**TASK GOAL**
Copy out all the lines exactly. Omit pictures.

----------------------------------------

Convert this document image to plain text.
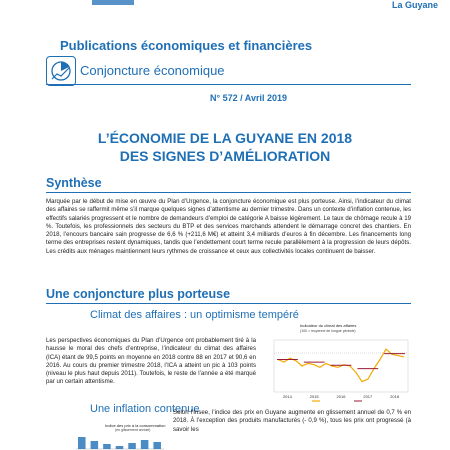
La Guyane
Publications économiques et financières
Conjoncture économique
N° 572 / Avril 2019
L’ÉCONOMIE DE LA GUYANE EN 2018
DES SIGNES D’AMÉLIORATION
Synthèse
Marquée par le début de mise en œuvre du Plan d’Urgence, la conjoncture économique est plus porteuse. Ainsi, l’indicateur du climat des affaires se raffermit même s’il marque quelques signes d’attentisme au dernier trimestre. Dans un contexte d’inflation contenue, les effectifs salariés progressent et le nombre de demandeurs d’emploi de catégorie A baisse légèrement. Le taux de chômage recule à 19 %. Toutefois, les professionnels des secteurs du BTP et des services marchands attendent le démarrage concret des chantiers. En 2018, l’encours bancaire sain progresse de 6,6 % (+211,6 M€) et atteint 3,4 milliards d’euros à fin décembre. Les financements long terme des entreprises restent dynamiques, tandis que l’endettement court terme recule parallèlement à la progression de leurs dépôts. Les crédits aux ménages maintiennent leurs rythmes de croissance et ceux aux collectivités locales continuent de baisser.
Une conjoncture plus porteuse
Climat des affaires : un optimisme tempéré
Les perspectives économiques du Plan d’Urgence ont probablement tiré à la hausse le moral des chefs d’entreprise, l’indicateur du climat des affaires (ICA) étant de 99,5 points en moyenne en 2018 contre 88 en 2017 et 90,6 en 2016. Au cours du premier trimestre 2018, l’ICA a atteint un pic à 103 points (niveau le plus haut depuis 2011). Toutefois, le reste de l’année a été marqué par un certain attentisme.
Indicateur du climat des affaires
(100 = moyenne de longue période)
2014	2015	2016	2017	2018
Une inflation contenue
Indice des prix à la consommation
(en glissement annuel)
Selon l’Insee, l’indice des prix en Guyane augmente en glissement annuel de 0,7 % en 2018. À l’exception des produits manufacturés (- 0,9 %), tous les prix ont progressé (à savoir les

----------------------------------------

**EXPECTED ANSWER**
Convert this document image to plain text.
La Guyane
Publications économiques et financières
Conjoncture économique
N° 572 / Avril 2019
L’ÉCONOMIE DE LA GUYANE EN 2018
DES SIGNES D’AMÉLIORATION
Synthèse
Marquée par le début de mise en œuvre du Plan d’Urgence, la conjoncture économique est plus porteuse. Ainsi, l’indicateur du climat des affaires se raffermit même s’il marque quelques signes d’attentisme au dernier trimestre. Dans un contexte d’inflation contenue, les effectifs salariés progressent et le nombre de demandeurs d’emploi de catégorie A baisse légèrement. Le taux de chômage recule à 19 %. Toutefois, les professionnels des secteurs du BTP et des services marchands attendent le démarrage concret des chantiers. En 2018, l’encours bancaire sain progresse de 6,6 % (+211,6 M€) et atteint 3,4 milliards d’euros à fin décembre. Les financements long terme des entreprises restent dynamiques, tandis que l’endettement court terme recule parallèlement à la progression de leurs dépôts. Les crédits aux ménages maintiennent leurs rythmes de croissance et ceux aux collectivités locales continuent de baisser.
Une conjoncture plus porteuse
Climat des affaires : un optimisme tempéré
Les perspectives économiques du Plan d’Urgence ont probablement tiré à la hausse le moral des chefs d’entreprise, l’indicateur du climat des affaires (ICA) étant de 99,5 points en moyenne en 2018 contre 88 en 2017 et 90,6 en 2016. Au cours du premier trimestre 2018, l’ICA a atteint un pic à 103 points (niveau le plus haut depuis 2011). Toutefois, le reste de l’année a été marqué par un certain attentisme.
Indicateur du climat des affaires
(100 = moyenne de longue période)
2014	2015	2016	2017	2018
Une inflation contenue
Indice des prix à la consommation
(en glissement annuel)
Selon l’Insee, l’indice des prix en Guyane augmente en glissement annuel de 0,7 % en 2018. À l’exception des produits manufacturés (- 0,9 %), tous les prix ont progressé (à savoir les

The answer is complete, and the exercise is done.